- THE EXERCISE -
Will you quote all of the entries, word for word?

Stored items from a collection
•••

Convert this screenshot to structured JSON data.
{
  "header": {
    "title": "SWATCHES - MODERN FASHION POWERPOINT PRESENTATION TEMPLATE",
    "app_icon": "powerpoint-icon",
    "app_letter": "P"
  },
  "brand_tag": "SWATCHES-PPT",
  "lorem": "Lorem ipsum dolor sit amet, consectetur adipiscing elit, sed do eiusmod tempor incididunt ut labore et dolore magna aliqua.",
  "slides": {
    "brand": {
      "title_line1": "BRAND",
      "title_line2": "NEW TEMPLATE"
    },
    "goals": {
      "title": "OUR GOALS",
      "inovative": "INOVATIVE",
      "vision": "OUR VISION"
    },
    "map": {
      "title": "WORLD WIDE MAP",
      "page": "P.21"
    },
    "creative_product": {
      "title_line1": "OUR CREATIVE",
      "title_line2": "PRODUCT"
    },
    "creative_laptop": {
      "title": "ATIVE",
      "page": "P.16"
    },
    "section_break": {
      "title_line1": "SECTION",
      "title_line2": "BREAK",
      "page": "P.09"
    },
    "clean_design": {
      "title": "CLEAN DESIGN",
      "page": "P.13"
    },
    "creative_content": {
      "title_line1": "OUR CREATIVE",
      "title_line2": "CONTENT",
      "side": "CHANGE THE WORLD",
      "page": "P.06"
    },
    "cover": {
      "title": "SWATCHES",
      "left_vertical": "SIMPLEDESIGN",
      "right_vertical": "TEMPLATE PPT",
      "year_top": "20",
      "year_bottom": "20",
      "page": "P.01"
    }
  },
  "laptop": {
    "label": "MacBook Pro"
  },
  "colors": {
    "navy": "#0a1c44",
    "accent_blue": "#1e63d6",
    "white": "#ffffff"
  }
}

•••

- WRITTEN ANSWER -
Convert this screenshot to structured JSON data.
{
  "header": {
    "title": "SWATCHES - MODERN FASHION POWERPOINT PRESENTATION TEMPLATE",
    "app_icon": "powerpoint-icon",
    "app_letter": "P"
  },
  "brand_tag": "SWATCHES-PPT",
  "lorem": "Lorem ipsum dolor sit amet, consectetur adipiscing elit, sed do eiusmod tempor incididunt ut labore et dolore magna aliqua.",
  "slides": {
    "brand": {
      "title_line1": "BRAND",
      "title_line2": "NEW TEMPLATE"
    },
    "goals": {
      "title": "OUR GOALS",
      "inovative": "INOVATIVE",
      "vision": "OUR VISION"
    },
    "map": {
      "title": "WORLD WIDE MAP",
      "page": "P.21"
    },
    "creative_product": {
      "title_line1": "OUR CREATIVE",
      "title_line2": "PRODUCT"
    },
    "creative_laptop": {
      "title": "ATIVE",
      "page": "P.16"
    },
    "section_break": {
      "title_line1": "SECTION",
      "title_line2": "BREAK",
      "page": "P.09"
    },
    "clean_design": {
      "title": "CLEAN DESIGN",
      "page": "P.13"
    },
    "creative_content": {
      "title_line1": "OUR CREATIVE",
      "title_line2": "CONTENT",
      "side": "CHANGE THE WORLD",
      "page": "P.06"
    },
    "cover": {
      "title": "SWATCHES",
      "left_vertical": "SIMPLEDESIGN",
      "right_vertical": "TEMPLATE PPT",
      "year_top": "20",
      "year_bottom": "20",
      "page": "P.01"
    }
  },
  "laptop": {
    "label": "MacBook Pro"
  },
  "colors": {
    "navy": "#0a1c44",
    "accent_blue": "#1e63d6",
    "white": "#ffffff"
  }
}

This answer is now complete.